Start Data rows

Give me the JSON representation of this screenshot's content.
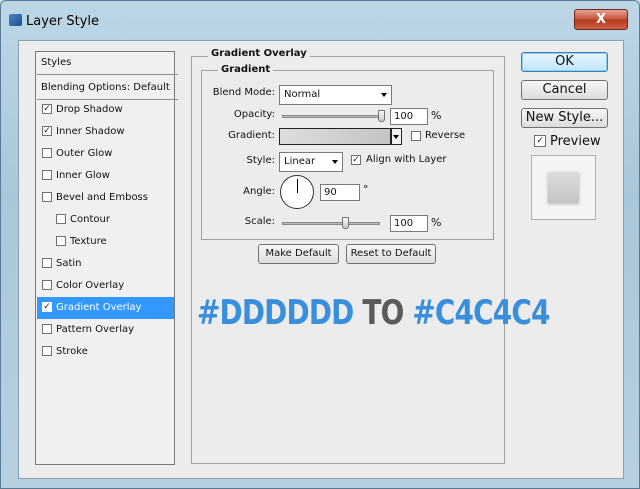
{
  "window": {
    "title": "Layer Style",
    "close_glyph": "X"
  },
  "styles_panel": {
    "header": "Styles",
    "blending_options": "Blending Options: Default",
    "items": [
      {
        "label": "Drop Shadow",
        "checked": true
      },
      {
        "label": "Inner Shadow",
        "checked": true
      },
      {
        "label": "Outer Glow",
        "checked": false
      },
      {
        "label": "Inner Glow",
        "checked": false
      },
      {
        "label": "Bevel and Emboss",
        "checked": false
      },
      {
        "label": "Contour",
        "checked": false
      },
      {
        "label": "Texture",
        "checked": false
      },
      {
        "label": "Satin",
        "checked": false
      },
      {
        "label": "Color Overlay",
        "checked": false
      },
      {
        "label": "Gradient Overlay",
        "checked": true,
        "selected": true
      },
      {
        "label": "Pattern Overlay",
        "checked": false
      },
      {
        "label": "Stroke",
        "checked": false
      }
    ]
  },
  "gradient_overlay": {
    "section_title": "Gradient Overlay",
    "group_title": "Gradient",
    "blend_mode_label": "Blend Mode:",
    "blend_mode_value": "Normal",
    "opacity_label": "Opacity:",
    "opacity_value": "100",
    "opacity_fraction": 1.0,
    "percent": "%",
    "gradient_label": "Gradient:",
    "reverse_label": "Reverse",
    "style_label": "Style:",
    "style_value": "Linear",
    "align_label": "Align with Layer",
    "angle_label": "Angle:",
    "angle_value": "90",
    "degree": "°",
    "scale_label": "Scale:",
    "scale_value": "100",
    "scale_fraction": 0.5,
    "gradient_colors": [
      "#dddddd",
      "#c4c4c4"
    ]
  },
  "buttons": {
    "make_default": "Make Default",
    "reset_default": "Reset to Default",
    "ok": "OK",
    "cancel": "Cancel",
    "new_style": "New Style...",
    "preview": "Preview"
  },
  "annotation": {
    "part1": "#DDDDDD",
    "part2": " TO ",
    "part3": "#C4C4C4",
    "color_blue": "#3a8fdc",
    "color_dark": "#5a5a5a"
  },
  "colors": {
    "selection": "#3399ff",
    "ok_border": "#3c7fb1"
  }
}
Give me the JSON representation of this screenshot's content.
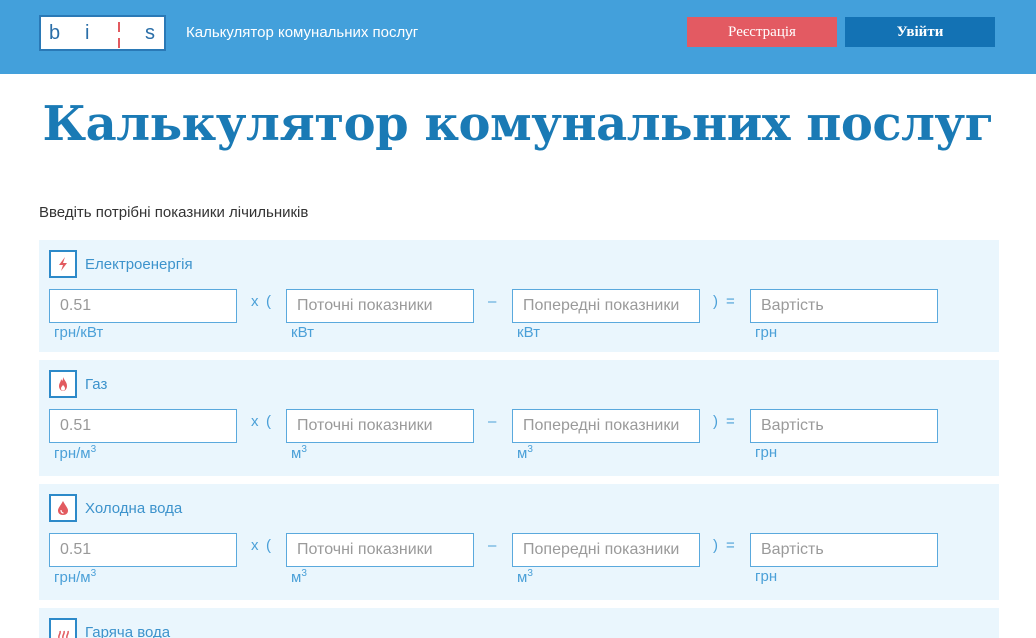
{
  "header": {
    "logo_letters": [
      "b",
      "i",
      "s"
    ],
    "title": "Калькулятор комунальних послуг",
    "register_label": "Реєстрація",
    "logout_label": "Увійти"
  },
  "page_title": "Калькулятор комунальних послуг",
  "intro": "Введіть потрібні показники лічильників",
  "operators": {
    "times": "x",
    "open": "(",
    "minus": "–",
    "close": ")",
    "equals": "="
  },
  "rows": [
    {
      "label": "Електроенергія",
      "icon": "lightning-icon",
      "rate_value": "0.51",
      "rate_unit": "грн/кВт",
      "current_placeholder": "Поточні показники",
      "current_unit": "кВт",
      "previous_placeholder": "Попередні показники",
      "previous_unit": "кВт",
      "cost_placeholder": "Вартість",
      "cost_unit": "грн"
    },
    {
      "label": "Газ",
      "icon": "flame-icon",
      "rate_value": "0.51",
      "rate_unit": "грн/м",
      "current_placeholder": "Поточні показники",
      "current_unit": "м",
      "previous_placeholder": "Попередні показники",
      "previous_unit": "м",
      "cost_placeholder": "Вартість",
      "cost_unit": "грн",
      "exponent": "3"
    },
    {
      "label": "Холодна вода",
      "icon": "water-drop-icon",
      "rate_value": "0.51",
      "rate_unit": "грн/м",
      "current_placeholder": "Поточні показники",
      "current_unit": "м",
      "previous_placeholder": "Попередні показники",
      "previous_unit": "м",
      "cost_placeholder": "Вартість",
      "cost_unit": "грн",
      "exponent": "3"
    },
    {
      "label": "Гаряча вода",
      "icon": "hot-water-icon"
    }
  ],
  "colors": {
    "header_bg": "#43a0db",
    "title": "#1a7ab5",
    "register": "#e35a62",
    "logout": "#1372b4",
    "card_bg": "#eaf6fd",
    "icon_red": "#e25a5f"
  }
}
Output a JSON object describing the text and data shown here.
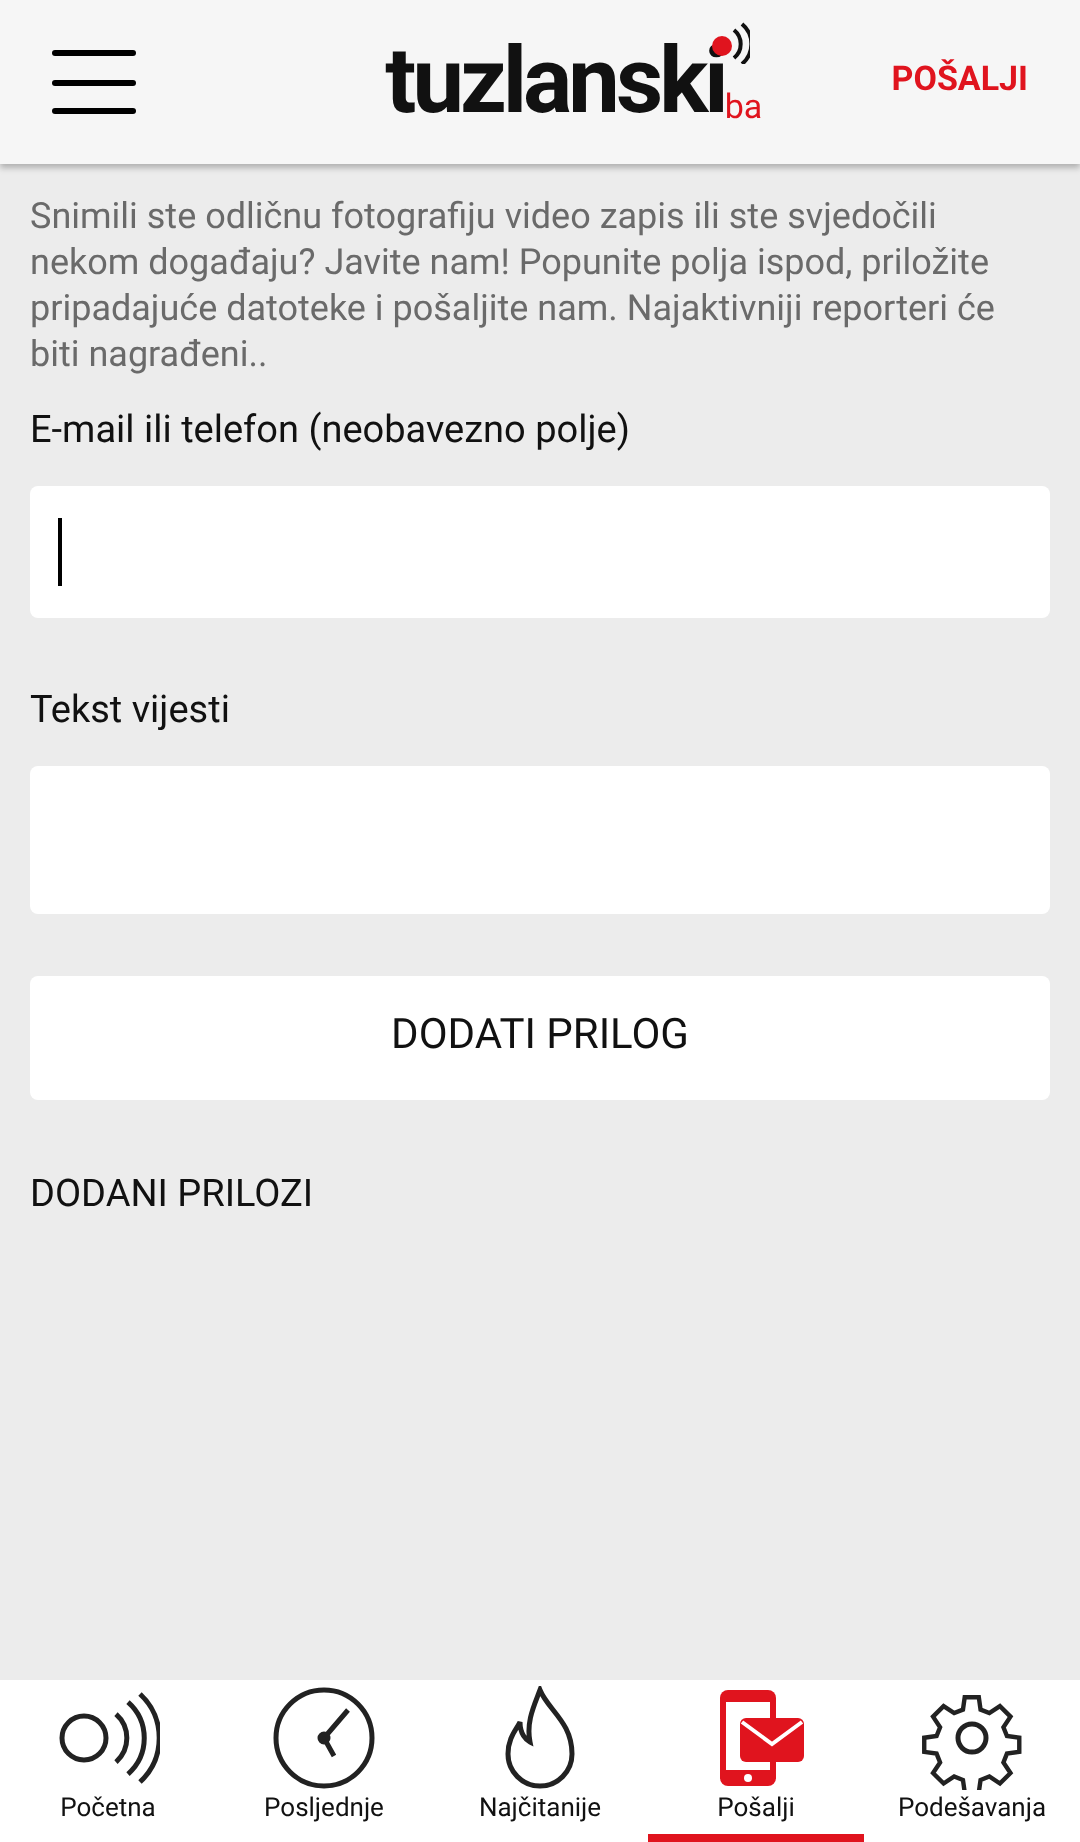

End Data rows

What is being asked:
Only the number is wanted: how many lines of the data contain the word "Default"?

Worked solution:
3